Défis -
a) Répondez à ces questions sur le texte consacré à Dürer :
(i) En quelle année devient-il officiellement peintre de la cour de Maximilien de Habsbourg ?
(ii) À quel compositeur l'auteur compare-t-il la difficulté de résumer son œuvre ?
(iii) Quel âge avait-il lorsqu'il a fait le dessin de 1484 ?
b) Comment traduire en anglais cette phrase du texte consacré à Dürer : « Sans doute pour la première fois, un artiste ose se présenter semblable au Christ. » ?
c) Dans le texte consacré à Dürer, reprenez le passage de « Son œuvre est » à « œuvres moins connues. » en changeant « Bach » en « Mozart ».

Vous connaissez certainement ses œuvres, dans un livre d’histoire ou d’histoire de l’art, ou ailleurs et qu’importe. Il s’appelle Albrecht Dürer et officie comme peintre, graveur, dessinateur. Né à Nuremberg en 1471, fils d’orfèvre, il suit le cursus honorum de tout bon artiste de l’époque : un long apprentissage chez un maître complété par plusieurs voyages qui lui permettent un contact direct avec d’autres styles, d’autres influences, notamment un voyage à Colmar et deux voyages en Italie (à chaque fois, il délaisse son épouse Agnès, qu’il gratifie par ailleurs de plusieurs portraits pas très avantageux, bon il lui léguera une grande partie de sa considérable fortune…). En 1512, il devient officiellement peintre de la cour de Maximilien de Habsbourg puis, après âpres négociations, de son successeur Charles Quint. Il profite de sa position et de l’aisance financière qu’elle lui procure pour non seulement continuer à peindre et graver, mais aussi à travailler les mathématiques, et notamment la géométrie. Il meurt en 1528, toujours à Nuremberg, plein de thalers et d’honneurs.
Son œuvre est immense et particulièrement ardue à résumer en un bref article – un peu comme si vous deviez présenter Bach en un enregistrement de 10 minutes. Pour une fois, nous n’allons pas partir de l’artiste pour tenter de balayer son œuvre, mais l’inverse. Prenons 3 exemples, certes connus, mais néanmoins remarquables. Evidemment si les lecteurs d’Artetvia le redemandent à cor et à cri, je pourrai écrire un nouvel article sur des œuvres moins connues.
Commençons par les autoportraits. Très jeune, Dürer s’est plu à se dessiner et se peindre. On possède un dessin de 1484, il avait 13 ans. Il s’est même représenté dans des situations où il n’est pas du tout à son avantage (tourmenté en 1491, en homme de douleur en 1522), mais toujours avec une précision minutieuse qui la caractérisera toute sa vie. Il peint trois grands autoportraits. Celui de 1500 est peut-être le plus abouti. Il l’annonce directement en inscrivant sur la toile « Moi, Albrecht Dürer de Nuremberg, me suis peint avec des couleurs indélébiles à l’âge de 28 ans ». Ce tableau sombre, peint surtout avec des bruns et des rouges, nous le montre clairement sous le visage du Christ. Sans doute pour la première fois, un artiste ose se présenter semblable au Christ. Il ne faut pas le voir comme un blasphème mais plutôt comme un remerciement de la créature pour envers son créateur pour ses dons artistiques. Le visage est idéalisé (les autres portraits nous le montrent plus difforme). Il montre aussi le côté un peu « arriviste » du peintre qui se représente en manteau doublé de fourrure. Le peintre est sûr de son art et le communique.

Informations fournies -
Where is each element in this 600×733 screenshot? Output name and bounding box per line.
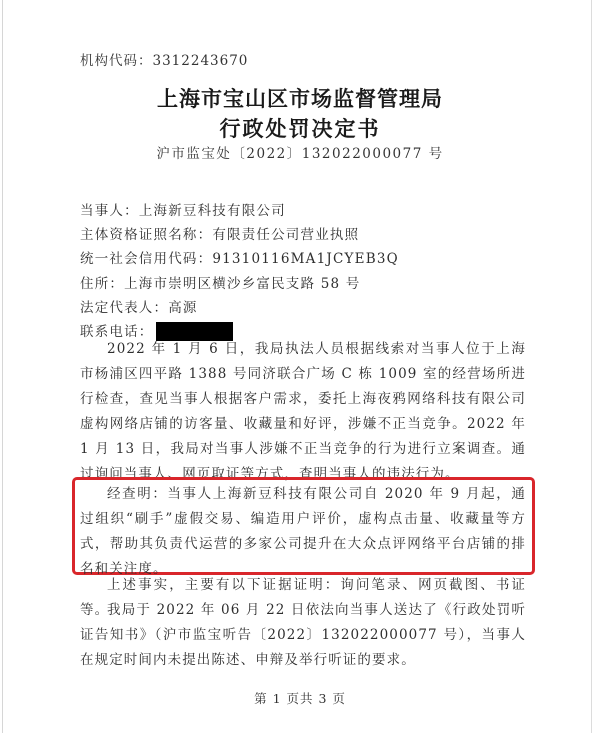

Résultats par tâche -
a)
(i) En 1512.
(ii) À Bach.
(iii) 13 ans.

b) Probably for the first time, an artist dares to present himself as resembling Christ.

c)
Son œuvre est immense et particulièrement ardue à résumer en un bref article – un peu comme si vous deviez présenter Mozart en un enregistrement de 10 minutes. Pour une fois, nous n’allons pas partir de l’artiste pour tenter de balayer son œuvre, mais l’inverse. Prenons 3 exemples, certes connus, mais néanmoins remarquables. Evidemment si les lecteurs d’Artetvia le redemandent à cor et à cri, je pourrai écrire un nouvel article sur des œuvres moins connues.